====== Records provided

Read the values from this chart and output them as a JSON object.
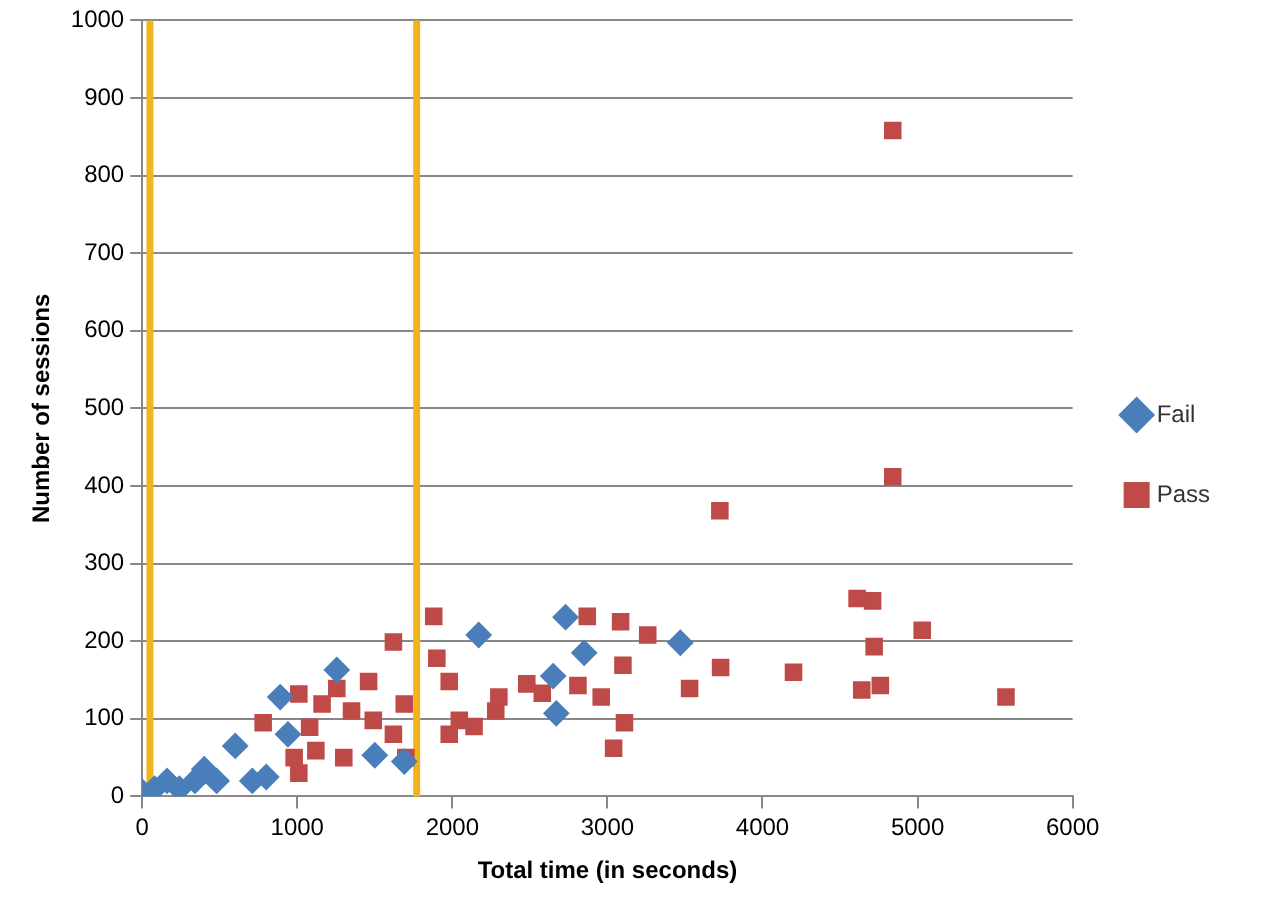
{
  "chart_data": {
    "type": "scatter",
    "xlabel": "Total time (in seconds)",
    "ylabel": "Number of sessions",
    "xlim": [
      0,
      6000
    ],
    "xticks": [
      0,
      1000,
      2000,
      3000,
      4000,
      5000,
      6000
    ],
    "ylim": [
      0,
      1000
    ],
    "yticks": [
      0,
      100,
      200,
      300,
      400,
      500,
      600,
      700,
      800,
      900,
      1000
    ],
    "grid": "y",
    "legend": "right",
    "series": [
      {
        "name": "Fail",
        "color": "#4a7ebb",
        "marker": "diamond",
        "x": [
          0,
          80,
          160,
          240,
          340,
          400,
          480,
          600,
          710,
          800,
          890,
          940,
          1255,
          1500,
          1690,
          2170,
          2650,
          2670,
          2730,
          2850,
          3470
        ],
        "values": [
          6,
          10,
          20,
          10,
          20,
          35,
          20,
          65,
          20,
          25,
          128,
          80,
          163,
          53,
          45,
          208,
          155,
          107,
          231,
          185,
          198
        ]
      },
      {
        "name": "Pass",
        "color": "#be4b48",
        "marker": "square",
        "x": [
          780,
          1010,
          980,
          1010,
          1080,
          1120,
          1160,
          1255,
          1300,
          1350,
          1460,
          1490,
          1620,
          1620,
          1690,
          1700,
          1880,
          1900,
          1980,
          1980,
          2045,
          2140,
          2280,
          2300,
          2480,
          2580,
          2810,
          2870,
          2960,
          3040,
          3085,
          3100,
          3110,
          3260,
          3530,
          3725,
          3730,
          4200,
          4610,
          4640,
          4710,
          4720,
          4760,
          4840,
          4840,
          5030,
          5570
        ],
        "values": [
          95,
          132,
          50,
          30,
          89,
          59,
          119,
          139,
          50,
          110,
          148,
          98,
          80,
          199,
          119,
          50,
          232,
          178,
          148,
          80,
          98,
          90,
          110,
          128,
          145,
          133,
          143,
          232,
          128,
          62,
          225,
          169,
          95,
          208,
          139,
          368,
          166,
          160,
          255,
          137,
          252,
          193,
          143,
          412,
          858,
          214,
          128
        ]
      }
    ],
    "ref_lines": [
      {
        "axis": "x",
        "value": 50,
        "color": "#f0b41e"
      },
      {
        "axis": "x",
        "value": 1770,
        "color": "#f0b41e"
      }
    ]
  }
}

============

§ **Request**
Quote the full listing above word for word; exclude every picture from the copy.

§ **Finished task**
Read the values from this chart and output them as a JSON object.
{
  "chart_data": {
    "type": "scatter",
    "xlabel": "Total time (in seconds)",
    "ylabel": "Number of sessions",
    "xlim": [
      0,
      6000
    ],
    "xticks": [
      0,
      1000,
      2000,
      3000,
      4000,
      5000,
      6000
    ],
    "ylim": [
      0,
      1000
    ],
    "yticks": [
      0,
      100,
      200,
      300,
      400,
      500,
      600,
      700,
      800,
      900,
      1000
    ],
    "grid": "y",
    "legend": "right",
    "series": [
      {
        "name": "Fail",
        "color": "#4a7ebb",
        "marker": "diamond",
        "x": [
          0,
          80,
          160,
          240,
          340,
          400,
          480,
          600,
          710,
          800,
          890,
          940,
          1255,
          1500,
          1690,
          2170,
          2650,
          2670,
          2730,
          2850,
          3470
        ],
        "values": [
          6,
          10,
          20,
          10,
          20,
          35,
          20,
          65,
          20,
          25,
          128,
          80,
          163,
          53,
          45,
          208,
          155,
          107,
          231,
          185,
          198
        ]
      },
      {
        "name": "Pass",
        "color": "#be4b48",
        "marker": "square",
        "x": [
          780,
          1010,
          980,
          1010,
          1080,
          1120,
          1160,
          1255,
          1300,
          1350,
          1460,
          1490,
          1620,
          1620,
          1690,
          1700,
          1880,
          1900,
          1980,
          1980,
          2045,
          2140,
          2280,
          2300,
          2480,
          2580,
          2810,
          2870,
          2960,
          3040,
          3085,
          3100,
          3110,
          3260,
          3530,
          3725,
          3730,
          4200,
          4610,
          4640,
          4710,
          4720,
          4760,
          4840,
          4840,
          5030,
          5570
        ],
        "values": [
          95,
          132,
          50,
          30,
          89,
          59,
          119,
          139,
          50,
          110,
          148,
          98,
          80,
          199,
          119,
          50,
          232,
          178,
          148,
          80,
          98,
          90,
          110,
          128,
          145,
          133,
          143,
          232,
          128,
          62,
          225,
          169,
          95,
          208,
          139,
          368,
          166,
          160,
          255,
          137,
          252,
          193,
          143,
          412,
          858,
          214,
          128
        ]
      }
    ],
    "ref_lines": [
      {
        "axis": "x",
        "value": 50,
        "color": "#f0b41e"
      },
      {
        "axis": "x",
        "value": 1770,
        "color": "#f0b41e"
      }
    ]
  }
}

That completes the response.